===== Trecho de origem
O fantasma do Cemitério Municipal
 
Nos tempos do meu bisavô paterno, o muro que circundava o Cemitério Municipal São Francisco de Paula era bem baixinho. Com pouco esforço era possível transpô-lo, tanto de fora para dentro, quanto de dentro para fora, salvo um barranco aqui ou ali.
 
Para se divertir, ou na falta do que fazer, um morador da região, conhecido do vô Felippe, resolvera brincar de assustar os transeuntes. Escondia-se atrás dos túmulos próximos ao muro da lateral direita, que dá para a atual Rua Des. Benvindo Valente, e quando vislumbrava a silhueta de alguém na rua escura, punha-se a gemer e resmungar palavras ininteligíveis. O vivente se assustava e, enquanto tinha pernas, corria.
 
A história se espalhava, alimentando o imaginário popular no bairro. Entretanto, por falta de caminhos alternativos, para muitos era impossível evitar o lado direito do cemitério. Era se arriscar ou já estar em casa antes de escurecer. Voltar cedo e não sair mais.
==========
===== Dados registrados
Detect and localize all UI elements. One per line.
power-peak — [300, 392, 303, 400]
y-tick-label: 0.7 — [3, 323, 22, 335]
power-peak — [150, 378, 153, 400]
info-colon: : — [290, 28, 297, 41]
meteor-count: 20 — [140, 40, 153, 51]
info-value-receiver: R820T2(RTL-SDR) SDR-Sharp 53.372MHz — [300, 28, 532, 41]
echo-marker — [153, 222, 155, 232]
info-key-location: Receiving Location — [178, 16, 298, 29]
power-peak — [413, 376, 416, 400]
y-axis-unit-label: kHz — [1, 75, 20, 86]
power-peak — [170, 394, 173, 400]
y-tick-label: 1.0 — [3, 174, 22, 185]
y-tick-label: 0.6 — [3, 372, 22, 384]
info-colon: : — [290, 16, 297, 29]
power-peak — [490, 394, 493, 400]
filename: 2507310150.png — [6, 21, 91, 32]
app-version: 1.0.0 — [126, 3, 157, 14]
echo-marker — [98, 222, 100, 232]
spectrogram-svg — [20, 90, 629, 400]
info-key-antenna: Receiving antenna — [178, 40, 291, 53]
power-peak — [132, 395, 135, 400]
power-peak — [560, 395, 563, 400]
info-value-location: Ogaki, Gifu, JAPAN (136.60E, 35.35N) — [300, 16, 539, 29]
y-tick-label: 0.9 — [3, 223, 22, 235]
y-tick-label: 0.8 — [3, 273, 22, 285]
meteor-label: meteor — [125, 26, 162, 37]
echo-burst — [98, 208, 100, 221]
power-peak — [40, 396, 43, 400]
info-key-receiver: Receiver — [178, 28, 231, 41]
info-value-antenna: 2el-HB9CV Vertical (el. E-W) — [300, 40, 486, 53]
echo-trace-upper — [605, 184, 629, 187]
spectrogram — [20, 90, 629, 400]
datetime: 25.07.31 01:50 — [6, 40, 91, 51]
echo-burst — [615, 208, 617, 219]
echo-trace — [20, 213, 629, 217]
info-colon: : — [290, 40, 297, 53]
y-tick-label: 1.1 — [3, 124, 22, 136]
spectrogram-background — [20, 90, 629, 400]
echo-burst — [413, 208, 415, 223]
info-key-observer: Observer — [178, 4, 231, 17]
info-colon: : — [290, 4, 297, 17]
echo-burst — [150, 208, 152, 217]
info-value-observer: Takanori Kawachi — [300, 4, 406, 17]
==========
**Instruções e requisitos:**
Indique se cada afirmação abaixo está de acordo com o trecho de origem, respondendo sim ou não e citando literalmente as palavras do trecho que decidem. (a) O muro do cemitério era alto e difícil de transpor. (b) O morador que assustava os transeuntes se escondia perto do muro da lateral direita. (c) Qualquer pessoa podia evitar com facilidade o lado direito do cemitério.

**Resposta do exercício:**
(a) Não: "o muro que circundava o Cemitério Municipal São Francisco de Paula era bem baixinho".
(b) Sim: "Escondia-se atrás dos túmulos próximos ao muro da lateral direita".
(c) Não: "por falta de caminhos alternativos, para muitos era impossível evitar o lado direito do cemitério".